## Stated problem
All lines in the data bearing the string "Server" should be identified and copied.

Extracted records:

↓

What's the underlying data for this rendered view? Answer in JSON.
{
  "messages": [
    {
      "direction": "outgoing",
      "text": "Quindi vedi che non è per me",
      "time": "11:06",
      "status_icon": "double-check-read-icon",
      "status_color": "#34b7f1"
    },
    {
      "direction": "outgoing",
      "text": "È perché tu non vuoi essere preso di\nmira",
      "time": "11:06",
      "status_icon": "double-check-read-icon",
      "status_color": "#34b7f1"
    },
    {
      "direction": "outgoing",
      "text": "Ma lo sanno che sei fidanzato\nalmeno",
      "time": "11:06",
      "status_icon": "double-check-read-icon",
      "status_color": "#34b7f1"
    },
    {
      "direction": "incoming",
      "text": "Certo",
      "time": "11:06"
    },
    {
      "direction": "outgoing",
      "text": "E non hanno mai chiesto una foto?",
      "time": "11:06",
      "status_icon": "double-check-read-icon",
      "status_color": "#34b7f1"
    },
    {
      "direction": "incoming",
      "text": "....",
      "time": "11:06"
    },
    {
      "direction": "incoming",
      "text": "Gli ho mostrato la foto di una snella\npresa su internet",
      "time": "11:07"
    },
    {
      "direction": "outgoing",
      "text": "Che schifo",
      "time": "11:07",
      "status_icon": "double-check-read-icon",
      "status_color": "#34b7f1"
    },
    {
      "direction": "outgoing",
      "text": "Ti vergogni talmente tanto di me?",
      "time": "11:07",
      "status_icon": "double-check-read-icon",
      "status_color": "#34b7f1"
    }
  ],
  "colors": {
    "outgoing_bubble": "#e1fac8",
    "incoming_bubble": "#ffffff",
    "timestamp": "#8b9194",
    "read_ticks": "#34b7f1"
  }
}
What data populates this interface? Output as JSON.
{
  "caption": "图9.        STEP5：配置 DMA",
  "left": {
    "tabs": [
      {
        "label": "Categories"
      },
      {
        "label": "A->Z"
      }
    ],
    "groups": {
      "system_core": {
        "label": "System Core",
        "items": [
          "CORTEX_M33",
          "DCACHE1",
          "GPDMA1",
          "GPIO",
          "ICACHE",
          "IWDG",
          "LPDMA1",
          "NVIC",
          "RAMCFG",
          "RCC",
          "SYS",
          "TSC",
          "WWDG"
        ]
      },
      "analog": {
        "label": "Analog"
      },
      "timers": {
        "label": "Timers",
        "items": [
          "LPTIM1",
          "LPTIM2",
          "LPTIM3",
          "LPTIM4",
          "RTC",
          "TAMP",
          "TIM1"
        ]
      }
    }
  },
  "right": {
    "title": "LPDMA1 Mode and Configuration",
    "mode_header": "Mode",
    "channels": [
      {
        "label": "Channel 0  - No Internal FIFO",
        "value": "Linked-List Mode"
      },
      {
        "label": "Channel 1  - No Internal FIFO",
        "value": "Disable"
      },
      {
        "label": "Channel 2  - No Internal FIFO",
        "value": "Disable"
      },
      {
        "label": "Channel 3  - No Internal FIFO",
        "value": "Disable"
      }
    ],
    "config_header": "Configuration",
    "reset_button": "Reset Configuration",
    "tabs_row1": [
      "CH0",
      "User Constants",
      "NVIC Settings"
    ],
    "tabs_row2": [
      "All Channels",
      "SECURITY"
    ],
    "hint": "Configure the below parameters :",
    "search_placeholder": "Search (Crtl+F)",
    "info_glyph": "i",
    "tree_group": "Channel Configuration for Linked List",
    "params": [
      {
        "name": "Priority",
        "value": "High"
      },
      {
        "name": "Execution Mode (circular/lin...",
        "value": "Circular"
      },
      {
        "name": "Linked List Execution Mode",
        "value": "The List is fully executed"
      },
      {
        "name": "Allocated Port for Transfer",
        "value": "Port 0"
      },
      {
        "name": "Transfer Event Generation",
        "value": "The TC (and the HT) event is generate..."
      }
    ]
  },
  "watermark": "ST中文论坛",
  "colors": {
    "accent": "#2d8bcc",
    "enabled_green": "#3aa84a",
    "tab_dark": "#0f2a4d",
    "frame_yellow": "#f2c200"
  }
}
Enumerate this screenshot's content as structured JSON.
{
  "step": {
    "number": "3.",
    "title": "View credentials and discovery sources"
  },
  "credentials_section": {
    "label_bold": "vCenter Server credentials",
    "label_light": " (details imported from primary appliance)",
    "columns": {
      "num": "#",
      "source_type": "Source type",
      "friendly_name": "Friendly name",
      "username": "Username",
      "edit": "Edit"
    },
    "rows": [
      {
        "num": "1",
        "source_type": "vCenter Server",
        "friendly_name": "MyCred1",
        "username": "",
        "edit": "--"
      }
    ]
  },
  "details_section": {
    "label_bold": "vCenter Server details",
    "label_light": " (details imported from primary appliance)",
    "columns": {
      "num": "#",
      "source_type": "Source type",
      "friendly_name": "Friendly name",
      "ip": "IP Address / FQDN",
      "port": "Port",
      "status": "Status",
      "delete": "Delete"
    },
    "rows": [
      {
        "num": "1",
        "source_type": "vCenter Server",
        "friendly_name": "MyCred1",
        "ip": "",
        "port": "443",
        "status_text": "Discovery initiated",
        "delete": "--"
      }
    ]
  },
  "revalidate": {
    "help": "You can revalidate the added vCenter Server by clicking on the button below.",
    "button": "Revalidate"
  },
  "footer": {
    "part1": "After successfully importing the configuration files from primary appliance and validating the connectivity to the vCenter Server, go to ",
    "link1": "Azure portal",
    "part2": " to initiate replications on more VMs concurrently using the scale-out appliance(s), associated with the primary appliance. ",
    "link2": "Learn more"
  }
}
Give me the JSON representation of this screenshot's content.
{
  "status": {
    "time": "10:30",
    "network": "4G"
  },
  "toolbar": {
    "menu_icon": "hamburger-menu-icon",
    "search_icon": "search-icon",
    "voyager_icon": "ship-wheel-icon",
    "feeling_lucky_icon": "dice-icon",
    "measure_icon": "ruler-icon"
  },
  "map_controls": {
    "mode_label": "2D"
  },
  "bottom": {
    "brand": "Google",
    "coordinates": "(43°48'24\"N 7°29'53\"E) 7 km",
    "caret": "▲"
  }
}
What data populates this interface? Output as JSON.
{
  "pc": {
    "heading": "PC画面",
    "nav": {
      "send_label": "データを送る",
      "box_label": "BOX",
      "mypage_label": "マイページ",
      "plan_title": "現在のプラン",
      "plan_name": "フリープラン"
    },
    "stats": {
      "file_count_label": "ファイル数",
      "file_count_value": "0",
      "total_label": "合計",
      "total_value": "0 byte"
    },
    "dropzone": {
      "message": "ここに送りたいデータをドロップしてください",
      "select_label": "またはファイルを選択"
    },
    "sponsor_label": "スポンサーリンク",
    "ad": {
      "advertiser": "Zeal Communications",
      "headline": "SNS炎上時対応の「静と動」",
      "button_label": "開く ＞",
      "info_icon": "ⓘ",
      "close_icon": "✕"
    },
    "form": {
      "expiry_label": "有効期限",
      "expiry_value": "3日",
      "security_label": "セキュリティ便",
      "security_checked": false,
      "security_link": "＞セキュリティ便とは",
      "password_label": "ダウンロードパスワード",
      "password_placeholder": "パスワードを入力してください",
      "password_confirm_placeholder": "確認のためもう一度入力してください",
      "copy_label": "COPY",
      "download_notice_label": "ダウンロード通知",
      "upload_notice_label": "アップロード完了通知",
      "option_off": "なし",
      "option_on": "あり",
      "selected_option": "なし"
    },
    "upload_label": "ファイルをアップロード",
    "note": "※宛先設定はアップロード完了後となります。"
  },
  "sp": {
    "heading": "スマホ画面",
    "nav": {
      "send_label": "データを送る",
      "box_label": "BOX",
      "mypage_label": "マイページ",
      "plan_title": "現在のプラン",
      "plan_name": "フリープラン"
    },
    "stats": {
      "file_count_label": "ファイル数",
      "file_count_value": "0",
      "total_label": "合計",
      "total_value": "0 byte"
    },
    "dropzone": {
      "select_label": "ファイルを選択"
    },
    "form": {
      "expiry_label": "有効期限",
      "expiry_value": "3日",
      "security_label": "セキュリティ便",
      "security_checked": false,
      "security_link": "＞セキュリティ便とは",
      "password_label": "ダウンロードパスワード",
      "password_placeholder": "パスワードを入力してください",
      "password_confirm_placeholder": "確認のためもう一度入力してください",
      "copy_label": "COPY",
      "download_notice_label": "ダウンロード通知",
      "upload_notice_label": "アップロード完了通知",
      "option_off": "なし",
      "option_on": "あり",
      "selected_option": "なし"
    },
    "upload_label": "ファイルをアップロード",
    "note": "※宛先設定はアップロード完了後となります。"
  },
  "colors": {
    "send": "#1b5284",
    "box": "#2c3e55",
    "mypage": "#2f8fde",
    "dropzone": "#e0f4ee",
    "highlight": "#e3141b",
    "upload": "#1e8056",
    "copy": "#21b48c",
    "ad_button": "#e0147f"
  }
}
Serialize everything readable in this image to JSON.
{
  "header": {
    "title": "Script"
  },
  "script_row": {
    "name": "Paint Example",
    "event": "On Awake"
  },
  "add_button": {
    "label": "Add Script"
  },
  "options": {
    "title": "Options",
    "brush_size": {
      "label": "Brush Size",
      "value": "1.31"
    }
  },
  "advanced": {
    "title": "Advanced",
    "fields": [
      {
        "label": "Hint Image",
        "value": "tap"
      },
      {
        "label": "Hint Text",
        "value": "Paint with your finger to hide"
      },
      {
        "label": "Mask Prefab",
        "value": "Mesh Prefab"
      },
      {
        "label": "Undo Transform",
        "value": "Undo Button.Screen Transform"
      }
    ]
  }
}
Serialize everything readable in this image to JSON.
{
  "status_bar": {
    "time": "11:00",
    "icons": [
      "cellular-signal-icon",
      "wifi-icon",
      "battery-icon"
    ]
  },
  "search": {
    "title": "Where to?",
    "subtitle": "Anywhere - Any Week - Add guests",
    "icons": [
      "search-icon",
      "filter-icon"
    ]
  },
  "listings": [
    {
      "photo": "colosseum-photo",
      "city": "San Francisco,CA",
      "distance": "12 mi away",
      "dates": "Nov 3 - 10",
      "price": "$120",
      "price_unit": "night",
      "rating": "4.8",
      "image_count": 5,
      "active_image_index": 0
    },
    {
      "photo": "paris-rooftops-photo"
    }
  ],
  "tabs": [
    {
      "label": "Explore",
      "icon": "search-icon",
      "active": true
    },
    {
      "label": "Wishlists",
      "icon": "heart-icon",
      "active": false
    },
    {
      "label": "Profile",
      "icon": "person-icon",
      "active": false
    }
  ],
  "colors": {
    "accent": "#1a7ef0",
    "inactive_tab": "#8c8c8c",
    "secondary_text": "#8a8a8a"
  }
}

↑

## Response to this exercise
    "label_bold": "vCenter Server credentials",
        "source_type": "vCenter Server",
    "label_bold": "vCenter Server details",
        "source_type": "vCenter Server",
    "help": "You can revalidate the added vCenter Server by clicking on the button below.",
    "part1": "After successfully importing the configuration files from primary appliance and validating the connectivity to the vCenter Server, go to ",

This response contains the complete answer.